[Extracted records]
• • •
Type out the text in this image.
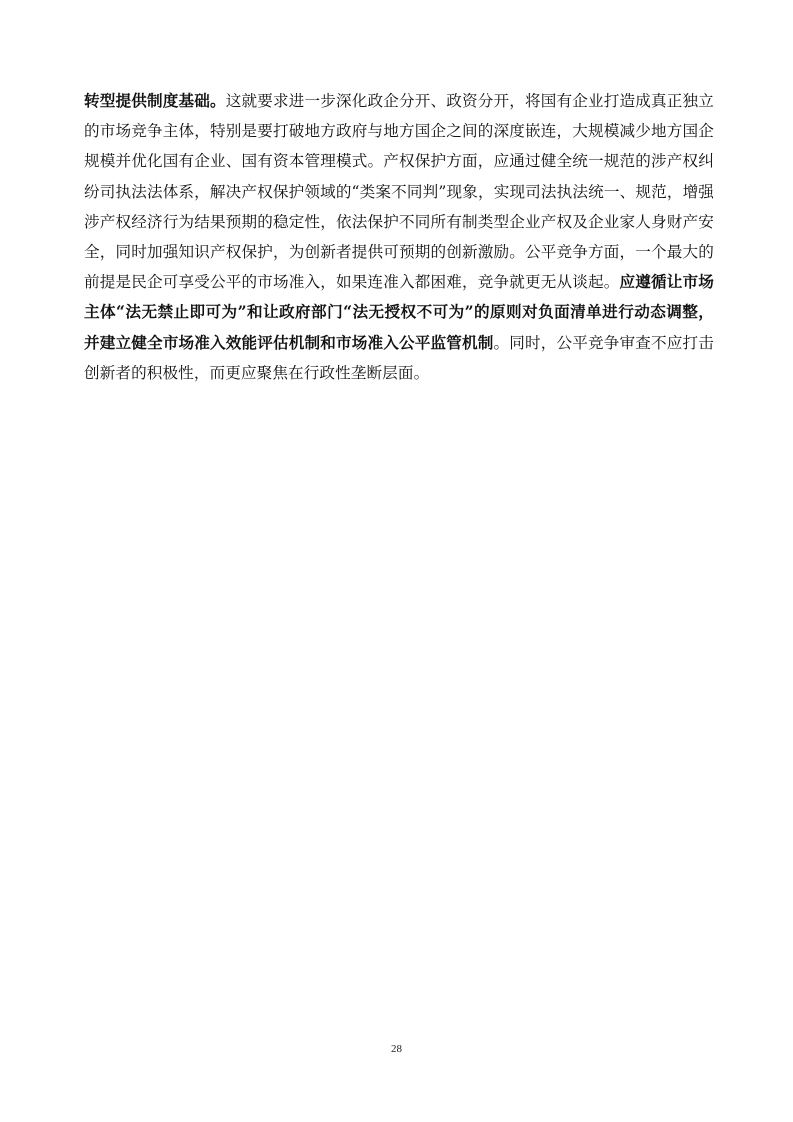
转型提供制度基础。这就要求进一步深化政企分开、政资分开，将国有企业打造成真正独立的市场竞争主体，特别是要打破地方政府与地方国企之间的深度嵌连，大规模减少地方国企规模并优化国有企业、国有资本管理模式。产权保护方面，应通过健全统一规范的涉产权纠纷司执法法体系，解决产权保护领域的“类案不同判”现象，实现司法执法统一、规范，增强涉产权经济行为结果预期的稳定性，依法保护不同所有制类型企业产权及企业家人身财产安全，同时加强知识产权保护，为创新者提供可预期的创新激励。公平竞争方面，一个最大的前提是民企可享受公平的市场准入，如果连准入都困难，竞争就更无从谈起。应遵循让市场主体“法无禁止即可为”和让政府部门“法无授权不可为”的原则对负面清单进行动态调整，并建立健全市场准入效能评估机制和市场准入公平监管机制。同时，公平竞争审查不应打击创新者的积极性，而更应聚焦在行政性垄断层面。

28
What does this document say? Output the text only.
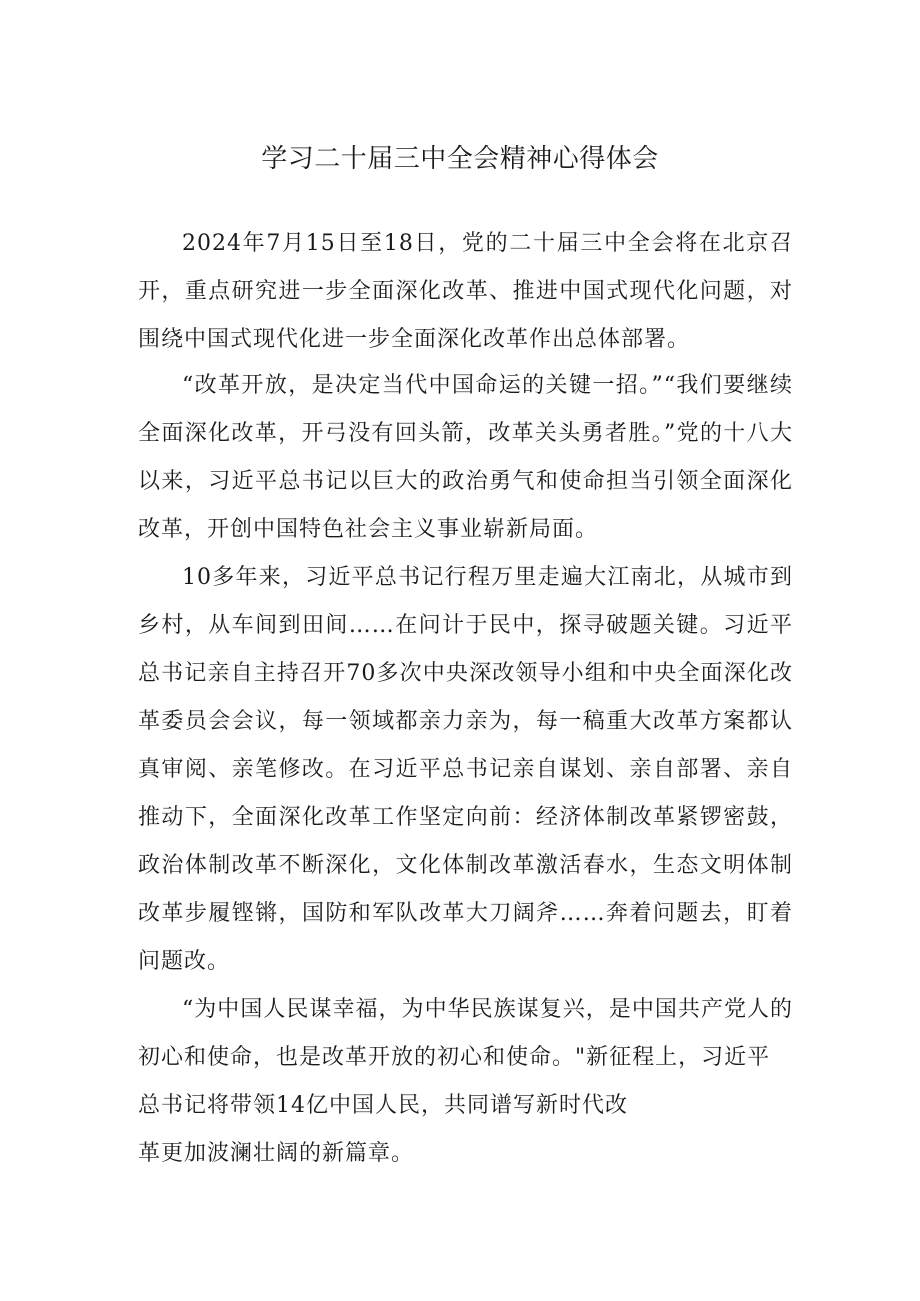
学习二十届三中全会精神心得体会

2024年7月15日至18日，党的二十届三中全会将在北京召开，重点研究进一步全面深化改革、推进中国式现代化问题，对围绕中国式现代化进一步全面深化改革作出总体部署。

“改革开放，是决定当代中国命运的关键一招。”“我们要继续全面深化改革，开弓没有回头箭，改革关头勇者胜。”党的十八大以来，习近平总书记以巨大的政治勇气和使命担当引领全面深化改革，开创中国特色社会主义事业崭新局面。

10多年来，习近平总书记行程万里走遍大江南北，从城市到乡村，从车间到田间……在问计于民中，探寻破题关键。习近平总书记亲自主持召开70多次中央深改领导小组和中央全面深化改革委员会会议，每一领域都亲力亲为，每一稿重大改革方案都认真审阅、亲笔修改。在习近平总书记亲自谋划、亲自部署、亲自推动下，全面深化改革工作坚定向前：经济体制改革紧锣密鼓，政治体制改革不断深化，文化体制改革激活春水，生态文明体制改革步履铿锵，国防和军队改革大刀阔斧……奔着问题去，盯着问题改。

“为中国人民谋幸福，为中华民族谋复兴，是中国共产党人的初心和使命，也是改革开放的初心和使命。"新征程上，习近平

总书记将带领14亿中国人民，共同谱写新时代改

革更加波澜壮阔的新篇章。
• • •
Requirements =
Transcribe the listing in full and omit the pictures.

Task response =
Type out the text in this image.
转型提供制度基础。这就要求进一步深化政企分开、政资分开，将国有企业打造成真正独立的市场竞争主体，特别是要打破地方政府与地方国企之间的深度嵌连，大规模减少地方国企规模并优化国有企业、国有资本管理模式。产权保护方面，应通过健全统一规范的涉产权纠纷司执法法体系，解决产权保护领域的“类案不同判”现象，实现司法执法统一、规范，增强涉产权经济行为结果预期的稳定性，依法保护不同所有制类型企业产权及企业家人身财产安全，同时加强知识产权保护，为创新者提供可预期的创新激励。公平竞争方面，一个最大的前提是民企可享受公平的市场准入，如果连准入都困难，竞争就更无从谈起。应遵循让市场主体“法无禁止即可为”和让政府部门“法无授权不可为”的原则对负面清单进行动态调整，并建立健全市场准入效能评估机制和市场准入公平监管机制。同时，公平竞争审查不应打击创新者的积极性，而更应聚焦在行政性垄断层面。

28
What does this document say? Output the text only.
学习二十届三中全会精神心得体会

2024年7月15日至18日，党的二十届三中全会将在北京召开，重点研究进一步全面深化改革、推进中国式现代化问题，对围绕中国式现代化进一步全面深化改革作出总体部署。

“改革开放，是决定当代中国命运的关键一招。”“我们要继续全面深化改革，开弓没有回头箭，改革关头勇者胜。”党的十八大以来，习近平总书记以巨大的政治勇气和使命担当引领全面深化改革，开创中国特色社会主义事业崭新局面。

10多年来，习近平总书记行程万里走遍大江南北，从城市到乡村，从车间到田间……在问计于民中，探寻破题关键。习近平总书记亲自主持召开70多次中央深改领导小组和中央全面深化改革委员会会议，每一领域都亲力亲为，每一稿重大改革方案都认真审阅、亲笔修改。在习近平总书记亲自谋划、亲自部署、亲自推动下，全面深化改革工作坚定向前：经济体制改革紧锣密鼓，政治体制改革不断深化，文化体制改革激活春水，生态文明体制改革步履铿锵，国防和军队改革大刀阔斧……奔着问题去，盯着问题改。

“为中国人民谋幸福，为中华民族谋复兴，是中国共产党人的初心和使命，也是改革开放的初心和使命。"新征程上，习近平

总书记将带领14亿中国人民，共同谱写新时代改

革更加波澜壮阔的新篇章。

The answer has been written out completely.